**WHAT THE TASK REQUIRES:** Repeat all the records below word for word, leaving out the pictures.

BEGIN MATERIAL FOR THIS EXERCISE

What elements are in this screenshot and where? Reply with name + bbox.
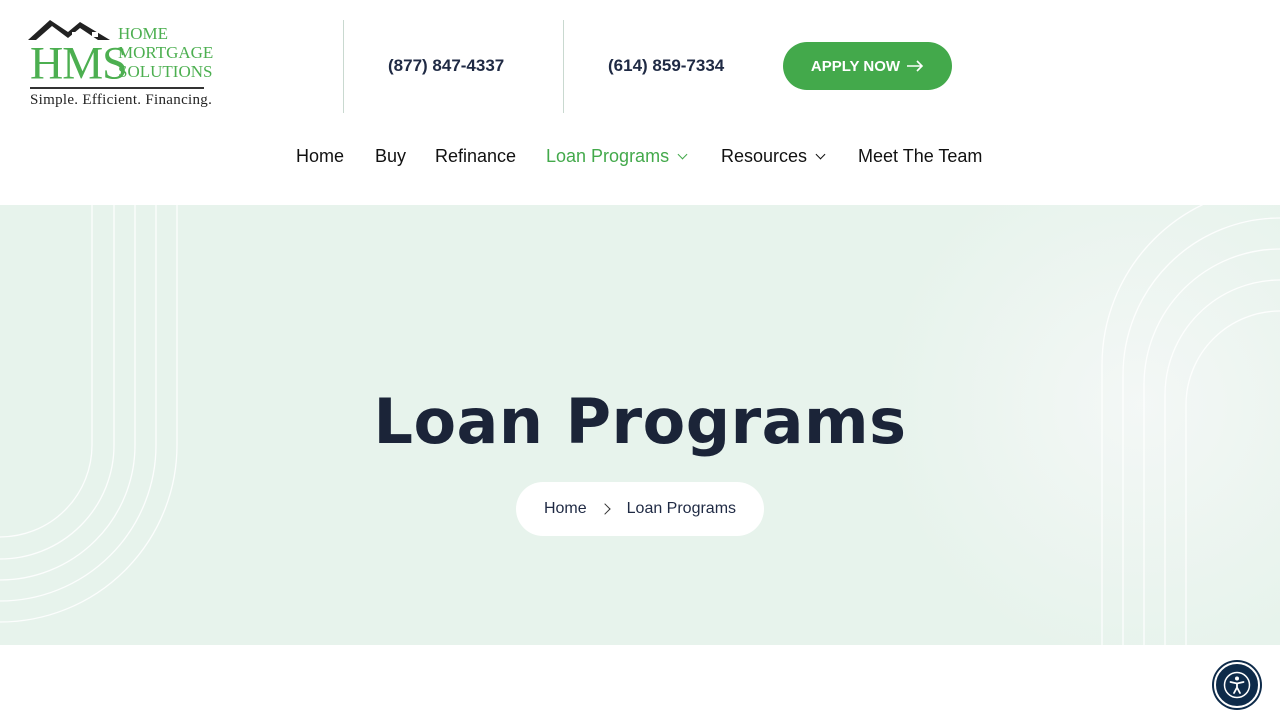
- header-divider: [563, 20, 564, 113]
- phone-link-2[interactable]: (614) 859-7334: [608, 56, 724, 76]
- nav-label: Resources: [721, 146, 808, 166]
- breadcrumb-current: Loan Programs: [626, 500, 737, 517]
- page-hero: Loan Programs Home Loan Programs: [0, 205, 1280, 645]
- main-nav: Home Buy Refinance Loan Programs Resourc…: [0, 146, 1280, 172]
- nav-item-loan-programs[interactable]: Loan Programs: [546, 146, 688, 167]
- arrow-right-icon: [907, 60, 924, 72]
- chevron-down-icon: [677, 149, 688, 159]
- accessibility-icon: [1223, 671, 1251, 699]
- nav-item-home[interactable]: Home: [296, 146, 344, 167]
- nav-item-refinance[interactable]: Refinance: [435, 146, 516, 167]
- chevron-down-icon: [815, 149, 826, 159]
- nav-label: Refinance: [435, 146, 517, 166]
- logo[interactable]: HMS HOME MORTGAGE SOLUTIONS Simple. Effi…: [28, 18, 213, 114]
- nav-label: Buy: [375, 146, 407, 166]
- nav-item-meet-the-team[interactable]: Meet The Team: [858, 146, 982, 167]
- site-header: HMS HOME MORTGAGE SOLUTIONS Simple. Effi…: [0, 0, 1280, 205]
- nav-label: Meet The Team: [858, 146, 983, 166]
- breadcrumb: Home Loan Programs: [516, 482, 764, 536]
- page-title: Loan Programs: [373, 385, 907, 458]
- breadcrumb-home-link[interactable]: Home: [544, 500, 587, 518]
- nav-label: Home: [296, 146, 345, 166]
- logo-words: HOME MORTGAGE SOLUTIONS: [118, 24, 214, 81]
- nav-item-buy[interactable]: Buy: [375, 146, 406, 167]
- apply-now-label: APPLY NOW: [810, 57, 901, 75]
- apply-now-button[interactable]: APPLY NOW: [783, 42, 952, 90]
- logo-tagline: Simple. Efficient. Financing.: [30, 92, 213, 108]
- header-divider: [343, 20, 344, 113]
- phone-link-1[interactable]: (877) 847-4337: [388, 56, 504, 76]
- logo-letters: HMS: [30, 36, 128, 89]
- accessibility-button[interactable]: [1214, 662, 1260, 708]
- logo-divider: [30, 87, 204, 89]
- nav-item-resources[interactable]: Resources: [721, 146, 826, 167]
- chevron-right-icon: [598, 503, 611, 515]
- nav-label: Loan Programs: [546, 146, 670, 166]
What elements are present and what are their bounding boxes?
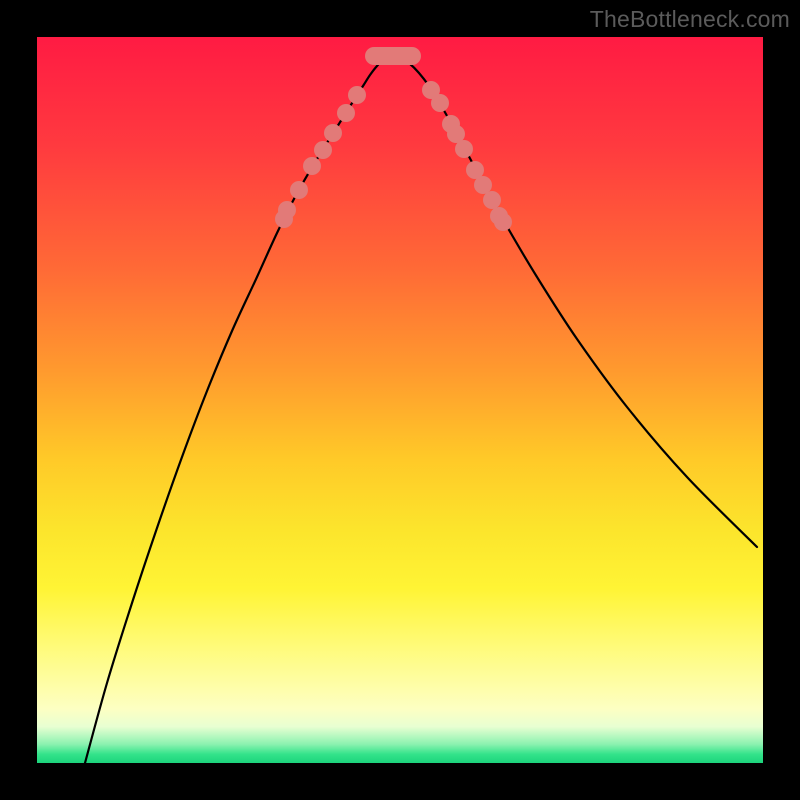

END MATERIAL FOR THIS EXERCISE

**RESPONSE FOR THIS EXERCISE:**
What elements are in this screenshot and where? Reply with name + bbox.
- header-divider: [563, 20, 564, 113]
- phone-link-2[interactable]: (614) 859-7334: [608, 56, 724, 76]
- nav-label: Resources: [721, 146, 808, 166]
- breadcrumb-current: Loan Programs: [626, 500, 737, 517]
- page-hero: Loan Programs Home Loan Programs: [0, 205, 1280, 645]
- main-nav: Home Buy Refinance Loan Programs Resourc…: [0, 146, 1280, 172]
- nav-item-loan-programs[interactable]: Loan Programs: [546, 146, 688, 167]
- arrow-right-icon: [907, 60, 924, 72]
- chevron-down-icon: [677, 149, 688, 159]
- accessibility-icon: [1223, 671, 1251, 699]
- nav-item-home[interactable]: Home: [296, 146, 344, 167]
- nav-item-refinance[interactable]: Refinance: [435, 146, 516, 167]
- chevron-down-icon: [815, 149, 826, 159]
- nav-label: Refinance: [435, 146, 517, 166]
- logo[interactable]: HMS HOME MORTGAGE SOLUTIONS Simple. Effi…: [28, 18, 213, 114]
- nav-label: Buy: [375, 146, 407, 166]
- nav-item-meet-the-team[interactable]: Meet The Team: [858, 146, 982, 167]
- site-header: HMS HOME MORTGAGE SOLUTIONS Simple. Effi…: [0, 0, 1280, 205]
- nav-label: Meet The Team: [858, 146, 983, 166]
- breadcrumb: Home Loan Programs: [516, 482, 764, 536]
- page-title: Loan Programs: [373, 385, 907, 458]
- breadcrumb-home-link[interactable]: Home: [544, 500, 587, 518]
- nav-label: Home: [296, 146, 345, 166]
- logo-words: HOME MORTGAGE SOLUTIONS: [118, 24, 214, 81]
- nav-item-buy[interactable]: Buy: [375, 146, 406, 167]
- apply-now-label: APPLY NOW: [810, 57, 901, 75]
- apply-now-button[interactable]: APPLY NOW: [783, 42, 952, 90]
- logo-tagline: Simple. Efficient. Financing.: [30, 92, 213, 108]
- header-divider: [343, 20, 344, 113]
- phone-link-1[interactable]: (877) 847-4337: [388, 56, 504, 76]
- logo-letters: HMS: [30, 36, 128, 89]
- accessibility-button[interactable]: [1214, 662, 1260, 708]
- logo-divider: [30, 87, 204, 89]
- nav-item-resources[interactable]: Resources: [721, 146, 826, 167]
- chevron-right-icon: [598, 503, 611, 515]
- nav-label: Loan Programs: [546, 146, 670, 166]
What elements are present and what are their bounding boxes?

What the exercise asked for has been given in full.